*What to do*. Every line of the entries that holds the word "underserved" is to be copied.

___ Source material

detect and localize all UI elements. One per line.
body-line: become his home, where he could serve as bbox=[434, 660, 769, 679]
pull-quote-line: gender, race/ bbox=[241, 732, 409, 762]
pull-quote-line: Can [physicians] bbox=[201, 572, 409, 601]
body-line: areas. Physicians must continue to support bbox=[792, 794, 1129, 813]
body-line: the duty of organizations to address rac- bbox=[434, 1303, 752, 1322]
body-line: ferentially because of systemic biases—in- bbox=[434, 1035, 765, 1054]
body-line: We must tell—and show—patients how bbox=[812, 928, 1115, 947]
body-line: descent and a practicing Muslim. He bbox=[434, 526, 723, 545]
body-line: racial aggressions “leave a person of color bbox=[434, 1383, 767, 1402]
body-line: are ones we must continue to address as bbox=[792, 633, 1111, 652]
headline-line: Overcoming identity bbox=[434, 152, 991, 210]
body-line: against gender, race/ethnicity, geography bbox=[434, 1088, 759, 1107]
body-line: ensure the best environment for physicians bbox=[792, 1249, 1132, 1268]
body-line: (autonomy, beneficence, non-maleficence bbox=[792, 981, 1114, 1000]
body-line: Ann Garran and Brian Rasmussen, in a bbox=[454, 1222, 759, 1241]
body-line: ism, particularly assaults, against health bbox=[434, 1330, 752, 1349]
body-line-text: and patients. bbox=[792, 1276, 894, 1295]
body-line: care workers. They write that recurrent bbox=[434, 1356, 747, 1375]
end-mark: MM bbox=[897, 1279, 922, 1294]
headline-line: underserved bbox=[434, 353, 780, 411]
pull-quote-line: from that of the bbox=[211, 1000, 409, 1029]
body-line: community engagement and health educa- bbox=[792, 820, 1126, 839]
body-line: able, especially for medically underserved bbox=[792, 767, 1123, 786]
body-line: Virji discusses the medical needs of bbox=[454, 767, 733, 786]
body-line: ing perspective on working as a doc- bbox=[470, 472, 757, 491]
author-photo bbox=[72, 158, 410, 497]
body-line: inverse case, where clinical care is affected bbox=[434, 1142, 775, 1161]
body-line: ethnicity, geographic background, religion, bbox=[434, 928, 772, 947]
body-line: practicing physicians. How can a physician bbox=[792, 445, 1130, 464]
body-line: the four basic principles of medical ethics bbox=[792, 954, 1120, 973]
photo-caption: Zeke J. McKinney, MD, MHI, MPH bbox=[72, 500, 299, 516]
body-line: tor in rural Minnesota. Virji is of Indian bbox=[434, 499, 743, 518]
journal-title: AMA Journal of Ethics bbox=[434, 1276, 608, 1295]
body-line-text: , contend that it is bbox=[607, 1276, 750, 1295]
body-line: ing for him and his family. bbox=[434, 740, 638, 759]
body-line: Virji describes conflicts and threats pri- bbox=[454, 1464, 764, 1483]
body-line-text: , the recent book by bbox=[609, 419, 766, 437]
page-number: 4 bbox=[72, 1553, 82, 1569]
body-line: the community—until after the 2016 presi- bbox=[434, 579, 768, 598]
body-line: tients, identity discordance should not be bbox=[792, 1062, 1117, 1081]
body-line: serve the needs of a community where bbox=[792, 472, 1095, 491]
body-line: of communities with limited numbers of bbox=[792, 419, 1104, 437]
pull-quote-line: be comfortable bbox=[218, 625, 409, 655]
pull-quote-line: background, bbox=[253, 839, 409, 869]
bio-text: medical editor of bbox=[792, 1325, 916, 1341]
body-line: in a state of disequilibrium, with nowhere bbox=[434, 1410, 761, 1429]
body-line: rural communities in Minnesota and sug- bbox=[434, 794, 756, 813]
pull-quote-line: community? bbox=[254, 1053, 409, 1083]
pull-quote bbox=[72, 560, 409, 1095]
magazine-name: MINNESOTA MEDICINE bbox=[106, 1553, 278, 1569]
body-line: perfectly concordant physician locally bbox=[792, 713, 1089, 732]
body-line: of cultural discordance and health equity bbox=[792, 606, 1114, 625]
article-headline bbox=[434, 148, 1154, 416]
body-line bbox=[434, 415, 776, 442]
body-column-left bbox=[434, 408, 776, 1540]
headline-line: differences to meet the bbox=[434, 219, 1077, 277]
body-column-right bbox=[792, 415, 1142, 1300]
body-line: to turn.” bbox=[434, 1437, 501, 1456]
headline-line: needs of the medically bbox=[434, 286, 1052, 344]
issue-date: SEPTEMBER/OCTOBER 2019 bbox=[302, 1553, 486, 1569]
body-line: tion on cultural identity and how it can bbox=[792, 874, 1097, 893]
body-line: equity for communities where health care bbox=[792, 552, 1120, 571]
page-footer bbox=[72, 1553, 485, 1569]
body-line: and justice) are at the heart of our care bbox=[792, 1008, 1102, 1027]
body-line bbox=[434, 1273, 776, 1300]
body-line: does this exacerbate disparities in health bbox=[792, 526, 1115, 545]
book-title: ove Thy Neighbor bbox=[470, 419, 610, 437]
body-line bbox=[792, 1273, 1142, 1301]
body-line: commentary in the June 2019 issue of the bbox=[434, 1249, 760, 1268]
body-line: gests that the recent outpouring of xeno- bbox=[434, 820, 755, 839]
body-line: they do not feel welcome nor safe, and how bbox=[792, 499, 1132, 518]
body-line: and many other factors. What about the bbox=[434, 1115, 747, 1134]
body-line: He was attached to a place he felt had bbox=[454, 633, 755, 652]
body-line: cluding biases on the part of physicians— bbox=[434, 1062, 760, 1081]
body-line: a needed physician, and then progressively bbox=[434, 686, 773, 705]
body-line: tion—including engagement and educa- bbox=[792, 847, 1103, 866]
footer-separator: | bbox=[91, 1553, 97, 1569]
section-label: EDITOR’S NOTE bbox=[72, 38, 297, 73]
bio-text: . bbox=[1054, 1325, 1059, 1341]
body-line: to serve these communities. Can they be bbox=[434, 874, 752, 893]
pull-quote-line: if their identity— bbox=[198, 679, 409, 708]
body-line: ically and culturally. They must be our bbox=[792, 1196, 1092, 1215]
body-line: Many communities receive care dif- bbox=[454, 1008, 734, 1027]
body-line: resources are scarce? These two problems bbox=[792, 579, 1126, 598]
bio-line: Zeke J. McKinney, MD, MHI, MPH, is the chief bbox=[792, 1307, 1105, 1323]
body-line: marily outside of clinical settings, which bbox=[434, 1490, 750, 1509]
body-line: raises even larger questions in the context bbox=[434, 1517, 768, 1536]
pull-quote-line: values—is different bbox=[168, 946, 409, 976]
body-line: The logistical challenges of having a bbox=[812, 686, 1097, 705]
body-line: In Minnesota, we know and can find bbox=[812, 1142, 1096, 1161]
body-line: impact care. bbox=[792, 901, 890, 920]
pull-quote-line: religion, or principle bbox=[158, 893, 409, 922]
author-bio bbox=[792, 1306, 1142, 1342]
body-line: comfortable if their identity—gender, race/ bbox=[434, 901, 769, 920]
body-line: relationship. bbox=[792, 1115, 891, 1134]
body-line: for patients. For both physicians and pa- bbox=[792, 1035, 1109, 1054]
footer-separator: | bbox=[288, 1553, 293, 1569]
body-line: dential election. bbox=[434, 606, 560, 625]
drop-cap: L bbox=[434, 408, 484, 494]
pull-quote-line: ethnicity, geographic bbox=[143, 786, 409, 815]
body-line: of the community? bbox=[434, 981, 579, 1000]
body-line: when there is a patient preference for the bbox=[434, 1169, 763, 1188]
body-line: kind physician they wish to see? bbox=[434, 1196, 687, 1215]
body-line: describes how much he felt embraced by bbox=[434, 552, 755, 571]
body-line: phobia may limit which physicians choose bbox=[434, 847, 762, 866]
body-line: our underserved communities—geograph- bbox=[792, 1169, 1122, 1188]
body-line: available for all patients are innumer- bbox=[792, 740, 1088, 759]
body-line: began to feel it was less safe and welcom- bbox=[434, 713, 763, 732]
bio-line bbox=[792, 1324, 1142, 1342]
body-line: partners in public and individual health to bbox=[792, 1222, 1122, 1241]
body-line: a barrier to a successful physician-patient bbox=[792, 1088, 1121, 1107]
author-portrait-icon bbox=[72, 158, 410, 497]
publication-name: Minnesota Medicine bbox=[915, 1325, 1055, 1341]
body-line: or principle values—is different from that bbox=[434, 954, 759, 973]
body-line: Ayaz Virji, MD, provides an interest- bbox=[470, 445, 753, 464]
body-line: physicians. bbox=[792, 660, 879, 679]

______

*Exercise solution*.
headline-line: underserved bbox=[434, 353, 780, 411]
body-line: able, especially for medically underserved bbox=[792, 767, 1123, 786]
body-line: our underserved communities—geograph- bbox=[792, 1169, 1122, 1188]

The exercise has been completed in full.